Each line that follows should be printed again exactly as it stands.

** Start of RECORDED DATA **

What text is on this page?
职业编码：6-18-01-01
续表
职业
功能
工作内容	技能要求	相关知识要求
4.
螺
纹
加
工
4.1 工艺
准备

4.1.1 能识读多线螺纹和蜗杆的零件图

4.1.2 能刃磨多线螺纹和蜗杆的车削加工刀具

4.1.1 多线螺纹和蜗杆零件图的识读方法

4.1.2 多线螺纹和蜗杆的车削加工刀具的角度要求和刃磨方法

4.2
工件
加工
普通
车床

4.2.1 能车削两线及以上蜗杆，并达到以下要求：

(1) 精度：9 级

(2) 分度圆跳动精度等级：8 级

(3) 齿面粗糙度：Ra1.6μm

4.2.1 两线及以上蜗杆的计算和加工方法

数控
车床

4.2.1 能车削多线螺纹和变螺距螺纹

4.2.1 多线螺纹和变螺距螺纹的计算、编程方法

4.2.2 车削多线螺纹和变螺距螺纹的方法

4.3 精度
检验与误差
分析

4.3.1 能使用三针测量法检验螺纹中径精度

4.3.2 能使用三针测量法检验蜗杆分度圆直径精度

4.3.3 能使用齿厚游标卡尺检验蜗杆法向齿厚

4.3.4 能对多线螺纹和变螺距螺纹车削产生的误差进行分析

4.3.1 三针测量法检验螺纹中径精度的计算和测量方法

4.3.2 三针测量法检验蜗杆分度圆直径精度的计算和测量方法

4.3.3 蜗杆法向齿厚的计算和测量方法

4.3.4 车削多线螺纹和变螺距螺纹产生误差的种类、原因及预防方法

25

** End of RECORDED DATA **

## FINISHED TASK
What text is on this page?
职业编码：6-18-01-01
续表
职业
功能
工作内容	技能要求	相关知识要求
4.
螺
纹
加
工
4.1 工艺
准备

4.1.1 能识读多线螺纹和蜗杆的零件图

4.1.2 能刃磨多线螺纹和蜗杆的车削加工刀具

4.1.1 多线螺纹和蜗杆零件图的识读方法

4.1.2 多线螺纹和蜗杆的车削加工刀具的角度要求和刃磨方法

4.2
工件
加工
普通
车床

4.2.1 能车削两线及以上蜗杆，并达到以下要求：

(1) 精度：9 级

(2) 分度圆跳动精度等级：8 级

(3) 齿面粗糙度：Ra1.6μm

4.2.1 两线及以上蜗杆的计算和加工方法

数控
车床

4.2.1 能车削多线螺纹和变螺距螺纹

4.2.1 多线螺纹和变螺距螺纹的计算、编程方法

4.2.2 车削多线螺纹和变螺距螺纹的方法

4.3 精度
检验与误差
分析

4.3.1 能使用三针测量法检验螺纹中径精度

4.3.2 能使用三针测量法检验蜗杆分度圆直径精度

4.3.3 能使用齿厚游标卡尺检验蜗杆法向齿厚

4.3.4 能对多线螺纹和变螺距螺纹车削产生的误差进行分析

4.3.1 三针测量法检验螺纹中径精度的计算和测量方法

4.3.2 三针测量法检验蜗杆分度圆直径精度的计算和测量方法

4.3.3 蜗杆法向齿厚的计算和测量方法

4.3.4 车削多线螺纹和变螺距螺纹产生误差的种类、原因及预防方法

25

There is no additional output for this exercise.